* START Task inputs *

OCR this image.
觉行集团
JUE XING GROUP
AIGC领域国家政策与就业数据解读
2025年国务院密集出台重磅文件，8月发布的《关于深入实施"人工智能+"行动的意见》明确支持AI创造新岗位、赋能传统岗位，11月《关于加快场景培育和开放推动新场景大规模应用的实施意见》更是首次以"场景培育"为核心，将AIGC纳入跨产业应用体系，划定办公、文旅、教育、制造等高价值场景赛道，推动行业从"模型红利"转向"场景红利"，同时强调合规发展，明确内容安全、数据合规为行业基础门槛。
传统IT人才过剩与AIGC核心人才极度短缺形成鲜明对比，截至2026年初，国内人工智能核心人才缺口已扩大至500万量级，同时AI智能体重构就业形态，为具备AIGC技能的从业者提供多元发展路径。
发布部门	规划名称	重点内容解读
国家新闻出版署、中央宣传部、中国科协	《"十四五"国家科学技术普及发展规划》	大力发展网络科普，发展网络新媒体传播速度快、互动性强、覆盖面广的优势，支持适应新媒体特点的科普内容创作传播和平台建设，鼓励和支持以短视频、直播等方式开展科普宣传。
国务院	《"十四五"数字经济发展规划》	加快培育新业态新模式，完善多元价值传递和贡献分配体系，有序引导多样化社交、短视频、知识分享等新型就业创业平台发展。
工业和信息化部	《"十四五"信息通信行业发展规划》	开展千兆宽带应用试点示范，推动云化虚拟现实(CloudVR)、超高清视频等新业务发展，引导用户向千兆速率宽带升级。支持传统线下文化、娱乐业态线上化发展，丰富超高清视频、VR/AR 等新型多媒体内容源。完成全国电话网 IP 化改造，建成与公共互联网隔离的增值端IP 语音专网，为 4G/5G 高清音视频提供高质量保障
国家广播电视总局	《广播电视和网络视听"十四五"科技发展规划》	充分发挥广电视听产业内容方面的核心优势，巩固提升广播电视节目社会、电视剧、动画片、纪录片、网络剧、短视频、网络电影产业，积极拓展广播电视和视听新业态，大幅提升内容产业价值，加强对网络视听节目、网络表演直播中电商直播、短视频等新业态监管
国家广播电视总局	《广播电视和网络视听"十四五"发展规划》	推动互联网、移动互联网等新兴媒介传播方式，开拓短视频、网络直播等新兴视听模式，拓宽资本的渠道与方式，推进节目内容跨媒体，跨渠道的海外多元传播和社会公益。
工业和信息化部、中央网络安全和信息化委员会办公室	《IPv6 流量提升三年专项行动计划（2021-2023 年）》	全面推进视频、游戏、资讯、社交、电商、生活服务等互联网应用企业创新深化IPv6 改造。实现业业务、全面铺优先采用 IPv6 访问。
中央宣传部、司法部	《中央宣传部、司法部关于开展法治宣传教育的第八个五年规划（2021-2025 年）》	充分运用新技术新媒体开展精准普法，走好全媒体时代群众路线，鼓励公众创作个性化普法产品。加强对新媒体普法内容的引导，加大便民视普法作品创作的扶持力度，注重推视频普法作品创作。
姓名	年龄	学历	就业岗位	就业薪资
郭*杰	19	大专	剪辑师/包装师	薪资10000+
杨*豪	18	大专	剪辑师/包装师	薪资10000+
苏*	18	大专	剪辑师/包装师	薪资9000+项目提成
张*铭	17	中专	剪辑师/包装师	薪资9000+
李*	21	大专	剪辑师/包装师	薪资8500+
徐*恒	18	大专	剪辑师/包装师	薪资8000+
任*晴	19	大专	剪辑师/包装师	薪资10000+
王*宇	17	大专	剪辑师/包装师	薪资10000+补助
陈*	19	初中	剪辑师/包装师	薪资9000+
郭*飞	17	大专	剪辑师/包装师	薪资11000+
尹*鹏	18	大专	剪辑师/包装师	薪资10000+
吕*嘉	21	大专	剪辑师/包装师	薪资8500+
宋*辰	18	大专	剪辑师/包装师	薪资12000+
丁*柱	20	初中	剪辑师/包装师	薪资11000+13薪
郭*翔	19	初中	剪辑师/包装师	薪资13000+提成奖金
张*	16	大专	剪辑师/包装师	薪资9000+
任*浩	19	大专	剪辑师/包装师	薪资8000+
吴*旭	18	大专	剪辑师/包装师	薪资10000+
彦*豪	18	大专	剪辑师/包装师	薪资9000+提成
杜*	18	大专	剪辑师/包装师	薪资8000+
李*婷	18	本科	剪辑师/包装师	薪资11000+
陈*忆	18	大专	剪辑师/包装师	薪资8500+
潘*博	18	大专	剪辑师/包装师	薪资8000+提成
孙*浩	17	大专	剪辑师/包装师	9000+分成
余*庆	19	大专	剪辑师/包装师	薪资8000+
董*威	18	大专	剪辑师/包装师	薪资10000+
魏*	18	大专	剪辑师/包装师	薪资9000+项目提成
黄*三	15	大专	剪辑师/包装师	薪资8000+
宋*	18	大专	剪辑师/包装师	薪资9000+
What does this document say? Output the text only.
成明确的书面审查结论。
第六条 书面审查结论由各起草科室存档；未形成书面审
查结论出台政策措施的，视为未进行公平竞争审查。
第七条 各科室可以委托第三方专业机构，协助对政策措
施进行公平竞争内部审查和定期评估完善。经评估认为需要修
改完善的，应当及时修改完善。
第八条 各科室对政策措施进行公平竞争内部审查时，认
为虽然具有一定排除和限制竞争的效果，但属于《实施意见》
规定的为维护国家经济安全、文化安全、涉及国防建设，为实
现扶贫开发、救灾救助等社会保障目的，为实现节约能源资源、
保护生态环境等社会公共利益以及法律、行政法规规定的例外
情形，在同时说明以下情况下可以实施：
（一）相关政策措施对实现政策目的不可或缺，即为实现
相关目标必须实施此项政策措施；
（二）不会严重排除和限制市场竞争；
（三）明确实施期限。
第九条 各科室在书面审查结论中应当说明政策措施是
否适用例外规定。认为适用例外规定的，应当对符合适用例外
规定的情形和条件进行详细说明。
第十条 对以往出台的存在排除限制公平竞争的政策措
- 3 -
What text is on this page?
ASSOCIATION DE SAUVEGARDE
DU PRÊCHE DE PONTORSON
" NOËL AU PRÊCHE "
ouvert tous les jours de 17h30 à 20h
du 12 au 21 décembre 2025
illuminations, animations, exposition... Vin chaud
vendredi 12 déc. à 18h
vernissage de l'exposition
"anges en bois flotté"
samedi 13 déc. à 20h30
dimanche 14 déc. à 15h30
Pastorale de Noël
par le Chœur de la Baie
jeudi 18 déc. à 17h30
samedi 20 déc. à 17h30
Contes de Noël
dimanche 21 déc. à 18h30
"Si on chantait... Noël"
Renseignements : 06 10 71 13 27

* END Task inputs *

*Your objective:* Output each record precisely as given.

*Answer to the exercise:*
OCR this image.
觉行集团
JUE XING GROUP
AIGC领域国家政策与就业数据解读
2025年国务院密集出台重磅文件，8月发布的《关于深入实施"人工智能+"行动的意见》明确支持AI创造新岗位、赋能传统岗位，11月《关于加快场景培育和开放推动新场景大规模应用的实施意见》更是首次以"场景培育"为核心，将AIGC纳入跨产业应用体系，划定办公、文旅、教育、制造等高价值场景赛道，推动行业从"模型红利"转向"场景红利"，同时强调合规发展，明确内容安全、数据合规为行业基础门槛。
传统IT人才过剩与AIGC核心人才极度短缺形成鲜明对比，截至2026年初，国内人工智能核心人才缺口已扩大至500万量级，同时AI智能体重构就业形态，为具备AIGC技能的从业者提供多元发展路径。
发布部门	规划名称	重点内容解读
国家新闻出版署、中央宣传部、中国科协	《"十四五"国家科学技术普及发展规划》	大力发展网络科普，发展网络新媒体传播速度快、互动性强、覆盖面广的优势，支持适应新媒体特点的科普内容创作传播和平台建设，鼓励和支持以短视频、直播等方式开展科普宣传。
国务院	《"十四五"数字经济发展规划》	加快培育新业态新模式，完善多元价值传递和贡献分配体系，有序引导多样化社交、短视频、知识分享等新型就业创业平台发展。
工业和信息化部	《"十四五"信息通信行业发展规划》	开展千兆宽带应用试点示范，推动云化虚拟现实(CloudVR)、超高清视频等新业务发展，引导用户向千兆速率宽带升级。支持传统线下文化、娱乐业态线上化发展，丰富超高清视频、VR/AR 等新型多媒体内容源。完成全国电话网 IP 化改造，建成与公共互联网隔离的增值端IP 语音专网，为 4G/5G 高清音视频提供高质量保障
国家广播电视总局	《广播电视和网络视听"十四五"科技发展规划》	充分发挥广电视听产业内容方面的核心优势，巩固提升广播电视节目社会、电视剧、动画片、纪录片、网络剧、短视频、网络电影产业，积极拓展广播电视和视听新业态，大幅提升内容产业价值，加强对网络视听节目、网络表演直播中电商直播、短视频等新业态监管
国家广播电视总局	《广播电视和网络视听"十四五"发展规划》	推动互联网、移动互联网等新兴媒介传播方式，开拓短视频、网络直播等新兴视听模式，拓宽资本的渠道与方式，推进节目内容跨媒体，跨渠道的海外多元传播和社会公益。
工业和信息化部、中央网络安全和信息化委员会办公室	《IPv6 流量提升三年专项行动计划（2021-2023 年）》	全面推进视频、游戏、资讯、社交、电商、生活服务等互联网应用企业创新深化IPv6 改造。实现业业务、全面铺优先采用 IPv6 访问。
中央宣传部、司法部	《中央宣传部、司法部关于开展法治宣传教育的第八个五年规划（2021-2025 年）》	充分运用新技术新媒体开展精准普法，走好全媒体时代群众路线，鼓励公众创作个性化普法产品。加强对新媒体普法内容的引导，加大便民视普法作品创作的扶持力度，注重推视频普法作品创作。
姓名	年龄	学历	就业岗位	就业薪资
郭*杰	19	大专	剪辑师/包装师	薪资10000+
杨*豪	18	大专	剪辑师/包装师	薪资10000+
苏*	18	大专	剪辑师/包装师	薪资9000+项目提成
张*铭	17	中专	剪辑师/包装师	薪资9000+
李*	21	大专	剪辑师/包装师	薪资8500+
徐*恒	18	大专	剪辑师/包装师	薪资8000+
任*晴	19	大专	剪辑师/包装师	薪资10000+
王*宇	17	大专	剪辑师/包装师	薪资10000+补助
陈*	19	初中	剪辑师/包装师	薪资9000+
郭*飞	17	大专	剪辑师/包装师	薪资11000+
尹*鹏	18	大专	剪辑师/包装师	薪资10000+
吕*嘉	21	大专	剪辑师/包装师	薪资8500+
宋*辰	18	大专	剪辑师/包装师	薪资12000+
丁*柱	20	初中	剪辑师/包装师	薪资11000+13薪
郭*翔	19	初中	剪辑师/包装师	薪资13000+提成奖金
张*	16	大专	剪辑师/包装师	薪资9000+
任*浩	19	大专	剪辑师/包装师	薪资8000+
吴*旭	18	大专	剪辑师/包装师	薪资10000+
彦*豪	18	大专	剪辑师/包装师	薪资9000+提成
杜*	18	大专	剪辑师/包装师	薪资8000+
李*婷	18	本科	剪辑师/包装师	薪资11000+
陈*忆	18	大专	剪辑师/包装师	薪资8500+
潘*博	18	大专	剪辑师/包装师	薪资8000+提成
孙*浩	17	大专	剪辑师/包装师	9000+分成
余*庆	19	大专	剪辑师/包装师	薪资8000+
董*威	18	大专	剪辑师/包装师	薪资10000+
魏*	18	大专	剪辑师/包装师	薪资9000+项目提成
黄*三	15	大专	剪辑师/包装师	薪资8000+
宋*	18	大专	剪辑师/包装师	薪资9000+
What does this document say? Output the text only.
成明确的书面审查结论。
第六条 书面审查结论由各起草科室存档；未形成书面审
查结论出台政策措施的，视为未进行公平竞争审查。
第七条 各科室可以委托第三方专业机构，协助对政策措
施进行公平竞争内部审查和定期评估完善。经评估认为需要修
改完善的，应当及时修改完善。
第八条 各科室对政策措施进行公平竞争内部审查时，认
为虽然具有一定排除和限制竞争的效果，但属于《实施意见》
规定的为维护国家经济安全、文化安全、涉及国防建设，为实
现扶贫开发、救灾救助等社会保障目的，为实现节约能源资源、
保护生态环境等社会公共利益以及法律、行政法规规定的例外
情形，在同时说明以下情况下可以实施：
（一）相关政策措施对实现政策目的不可或缺，即为实现
相关目标必须实施此项政策措施；
（二）不会严重排除和限制市场竞争；
（三）明确实施期限。
第九条 各科室在书面审查结论中应当说明政策措施是
否适用例外规定。认为适用例外规定的，应当对符合适用例外
规定的情形和条件进行详细说明。
第十条 对以往出台的存在排除限制公平竞争的政策措
- 3 -
What text is on this page?
ASSOCIATION DE SAUVEGARDE
DU PRÊCHE DE PONTORSON
" NOËL AU PRÊCHE "
ouvert tous les jours de 17h30 à 20h
du 12 au 21 décembre 2025
illuminations, animations, exposition... Vin chaud
vendredi 12 déc. à 18h
vernissage de l'exposition
"anges en bois flotté"
samedi 13 déc. à 20h30
dimanche 14 déc. à 15h30
Pastorale de Noël
par le Chœur de la Baie
jeudi 18 déc. à 17h30
samedi 20 déc. à 17h30
Contes de Noël
dimanche 21 déc. à 18h30
"Si on chantait... Noël"
Renseignements : 06 10 71 13 27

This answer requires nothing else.